Extracted data -
........
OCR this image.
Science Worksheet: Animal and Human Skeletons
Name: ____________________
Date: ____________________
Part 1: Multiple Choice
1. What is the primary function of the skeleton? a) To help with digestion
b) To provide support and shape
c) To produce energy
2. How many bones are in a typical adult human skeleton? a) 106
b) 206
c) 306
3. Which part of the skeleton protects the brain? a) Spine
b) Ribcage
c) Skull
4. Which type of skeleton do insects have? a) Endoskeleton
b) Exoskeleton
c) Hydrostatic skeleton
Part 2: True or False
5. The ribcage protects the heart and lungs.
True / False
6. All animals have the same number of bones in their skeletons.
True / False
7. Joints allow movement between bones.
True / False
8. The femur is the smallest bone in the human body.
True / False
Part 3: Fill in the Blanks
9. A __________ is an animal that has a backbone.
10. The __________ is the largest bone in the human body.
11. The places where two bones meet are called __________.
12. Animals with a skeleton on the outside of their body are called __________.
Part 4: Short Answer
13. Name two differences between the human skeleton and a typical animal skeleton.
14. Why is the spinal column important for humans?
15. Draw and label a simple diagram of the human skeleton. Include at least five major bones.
........
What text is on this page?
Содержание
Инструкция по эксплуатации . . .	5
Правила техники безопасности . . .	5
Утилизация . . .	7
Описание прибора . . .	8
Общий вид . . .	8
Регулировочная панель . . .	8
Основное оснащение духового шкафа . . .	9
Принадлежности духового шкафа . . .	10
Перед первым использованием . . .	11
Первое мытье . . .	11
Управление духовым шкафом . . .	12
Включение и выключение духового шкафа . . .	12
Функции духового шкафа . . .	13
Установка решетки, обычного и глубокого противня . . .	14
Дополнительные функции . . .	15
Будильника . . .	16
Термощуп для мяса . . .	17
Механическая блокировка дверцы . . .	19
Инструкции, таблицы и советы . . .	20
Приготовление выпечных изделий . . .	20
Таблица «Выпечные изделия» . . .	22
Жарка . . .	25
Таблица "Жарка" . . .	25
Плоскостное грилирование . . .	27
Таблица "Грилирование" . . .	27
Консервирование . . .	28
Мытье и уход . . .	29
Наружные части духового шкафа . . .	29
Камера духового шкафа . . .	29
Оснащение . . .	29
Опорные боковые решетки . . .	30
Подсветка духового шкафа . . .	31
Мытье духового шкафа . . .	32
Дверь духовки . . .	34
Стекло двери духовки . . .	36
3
........
Aim -
Return all lines with the word "typical" in them.

Final result -
2. How many bones are in a typical adult human skeleton? a) 106
13. Name two differences between the human skeleton and a typical animal skeleton.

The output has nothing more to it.